A NCAPG2-Derived Phosphopeptide Selectively Binds to the Polo-Box Domain of PLK1 and Inhibits Cancer Cell Proliferation

Abstract

Polo-like kinase 1 (PLK1) serves as a regulator of cell cycle progression and is overexpressed in various human cancer cells. PLK1 contains a conserved polo-box domain (PBD) as well as a kinase domain (KD), like other members of the PLK family. The PBDs of the PLK family interact with phosphopeptides that contain highly conserved Ser-pSer/pThr (S-pS/T) motifs and play significant roles in substrate recognition and subcellular localization. The PBD of PLK1 has been regarded as a promising therapeutic target for cancer therapy. In this study, we investigated whether the phosphopeptide derived from NCAPG2 has a high binding specificity for the PLK1 PDB over those other highly similar PBDs, including PLK2, PLK3, and PLK5. We showed that the PBDs of PLKs have different binding affinities against CDC25c-, PBIP-, and NCAPG2-derived phosphopeptides using the fluorescence polarization binding assay. Unlike CDC25c-phosphopeptide, NCAPG2-phosphopeptide specifically bound to the PLK1 PBD with nanomolar affinity (Kd ~ 48.68 nM), and its specificity was similar to that of the PBIP-derived phosphopeptide. Some of these phosphopeptide-PBD interactions can be explained by calculating the binding free energies using the Molecular Mechanics Poisson–Boltzmann surface area (MM/PBSA). Additionally, NCAPG2-phosphopeptide suppressed the proliferation of cancer cells. The NCAPG2-derived phosphopeptide can be applicable to the discovery of highly selective protein–protein interaction inhibitors targeting the PBD of PLK1.

#### Activity list
1/ Shorten the paragraph of the PLK1 abstract that begins "Polo-like kinase 1 (PLK1) serves" into a bulleted list that keeps its main facts.
2/ Answer these questions from the PLK1 abstract.
(a) Besides the polo-box domain, what domain does PLK1 contain?
(b) What dissociation constant is reported for the NCAPG2-phosphopeptide binding to the PLK1 PBD?
(c) Which method was used to calculate the binding free energies?
None of the entries are needed for the tasks.

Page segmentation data
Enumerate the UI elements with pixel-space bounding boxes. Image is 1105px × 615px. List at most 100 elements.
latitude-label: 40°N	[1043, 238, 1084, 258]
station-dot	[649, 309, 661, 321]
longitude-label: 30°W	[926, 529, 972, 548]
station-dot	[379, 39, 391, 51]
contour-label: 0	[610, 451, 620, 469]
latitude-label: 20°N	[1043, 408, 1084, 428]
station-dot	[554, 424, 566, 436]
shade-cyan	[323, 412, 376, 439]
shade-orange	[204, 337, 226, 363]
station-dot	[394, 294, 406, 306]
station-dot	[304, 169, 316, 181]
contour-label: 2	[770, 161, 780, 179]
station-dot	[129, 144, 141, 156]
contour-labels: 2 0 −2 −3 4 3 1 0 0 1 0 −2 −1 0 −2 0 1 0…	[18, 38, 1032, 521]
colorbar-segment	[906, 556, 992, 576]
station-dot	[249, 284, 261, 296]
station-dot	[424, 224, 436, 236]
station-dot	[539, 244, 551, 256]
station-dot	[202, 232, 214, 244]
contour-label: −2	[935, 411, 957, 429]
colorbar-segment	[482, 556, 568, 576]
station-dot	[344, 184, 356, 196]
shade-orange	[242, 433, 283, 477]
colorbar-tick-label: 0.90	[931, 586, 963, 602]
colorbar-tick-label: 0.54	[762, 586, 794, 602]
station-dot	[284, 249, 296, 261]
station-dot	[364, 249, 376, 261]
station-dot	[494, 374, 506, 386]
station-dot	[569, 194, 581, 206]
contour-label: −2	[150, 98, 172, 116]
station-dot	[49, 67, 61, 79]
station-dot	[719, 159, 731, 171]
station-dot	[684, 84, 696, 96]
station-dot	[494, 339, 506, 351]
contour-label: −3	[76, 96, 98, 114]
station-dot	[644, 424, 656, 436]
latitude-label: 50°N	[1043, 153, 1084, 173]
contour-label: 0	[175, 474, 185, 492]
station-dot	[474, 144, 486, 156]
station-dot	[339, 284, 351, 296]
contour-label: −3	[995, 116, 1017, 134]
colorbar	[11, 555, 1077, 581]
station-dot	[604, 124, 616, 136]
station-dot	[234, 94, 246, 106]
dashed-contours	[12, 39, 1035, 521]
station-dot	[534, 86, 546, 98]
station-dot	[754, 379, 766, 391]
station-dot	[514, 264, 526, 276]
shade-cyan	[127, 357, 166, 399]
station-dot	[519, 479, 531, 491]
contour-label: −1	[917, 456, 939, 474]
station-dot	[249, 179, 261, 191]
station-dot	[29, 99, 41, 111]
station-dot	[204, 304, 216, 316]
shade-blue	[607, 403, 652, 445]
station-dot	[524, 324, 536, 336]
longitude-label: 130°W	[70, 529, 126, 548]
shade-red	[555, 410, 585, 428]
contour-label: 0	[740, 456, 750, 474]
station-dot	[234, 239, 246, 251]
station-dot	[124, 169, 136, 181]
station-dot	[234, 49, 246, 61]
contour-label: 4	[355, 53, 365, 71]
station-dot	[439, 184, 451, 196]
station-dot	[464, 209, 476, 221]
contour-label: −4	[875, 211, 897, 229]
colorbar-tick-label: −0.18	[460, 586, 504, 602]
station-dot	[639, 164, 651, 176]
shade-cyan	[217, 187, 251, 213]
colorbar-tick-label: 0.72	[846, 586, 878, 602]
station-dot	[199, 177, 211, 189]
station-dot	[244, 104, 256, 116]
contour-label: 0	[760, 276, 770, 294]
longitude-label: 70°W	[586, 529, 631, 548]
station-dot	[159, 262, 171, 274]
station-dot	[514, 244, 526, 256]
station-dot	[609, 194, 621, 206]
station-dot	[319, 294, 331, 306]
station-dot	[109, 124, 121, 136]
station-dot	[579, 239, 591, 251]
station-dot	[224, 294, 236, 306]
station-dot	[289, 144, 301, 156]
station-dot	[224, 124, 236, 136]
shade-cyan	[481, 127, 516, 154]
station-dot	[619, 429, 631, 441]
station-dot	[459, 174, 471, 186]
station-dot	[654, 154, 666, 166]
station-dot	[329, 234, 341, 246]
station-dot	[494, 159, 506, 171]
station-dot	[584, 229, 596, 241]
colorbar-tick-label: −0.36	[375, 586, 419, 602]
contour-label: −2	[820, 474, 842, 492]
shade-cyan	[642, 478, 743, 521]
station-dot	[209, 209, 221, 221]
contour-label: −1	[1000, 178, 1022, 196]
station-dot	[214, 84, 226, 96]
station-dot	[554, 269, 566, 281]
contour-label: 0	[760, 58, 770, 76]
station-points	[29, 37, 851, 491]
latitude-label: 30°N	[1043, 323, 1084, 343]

#### Exercise solutions
1/
- PLK1 regulates cell cycle progression and is overexpressed in various human cancer cells.
- Like other PLK family members, PLK1 has a conserved polo-box domain (PBD) and a kinase domain (KD).
- PLK PBDs bind phosphopeptides with conserved S-pS/T motifs and are important for substrate recognition and subcellular localization.
- The PLK1 PBD is considered a promising target for cancer therapy.
- The study tested whether an NCAPG2-derived phosphopeptide binds the PLK1 PBD more specifically than the similar PBDs of PLK2, PLK3, and PLK5.
- A fluorescence polarization binding assay showed that the PLK PBDs bind CDC25c-, PBIP-, and NCAPG2-derived phosphopeptides with different affinities.
- The NCAPG2 phosphopeptide bound the PLK1 PBD specifically with nanomolar affinity (Kd ~ 48.68 nM), unlike the CDC25c phosphopeptide. Its specificity was similar to that of the PBIP phosphopeptide.
- Binding free energies calculated with MM/PBSA explain some of these interactions.
- The NCAPG2 phosphopeptide suppressed cancer cell proliferation.
- It may help in discovering highly selective protein–protein interaction inhibitors that target the PLK1 PBD.

2/
(a) A kinase domain (KD).
(b) Kd ~ 48.68 nM.
(c) The Molecular Mechanics Poisson–Boltzmann surface area (MM/PBSA) method.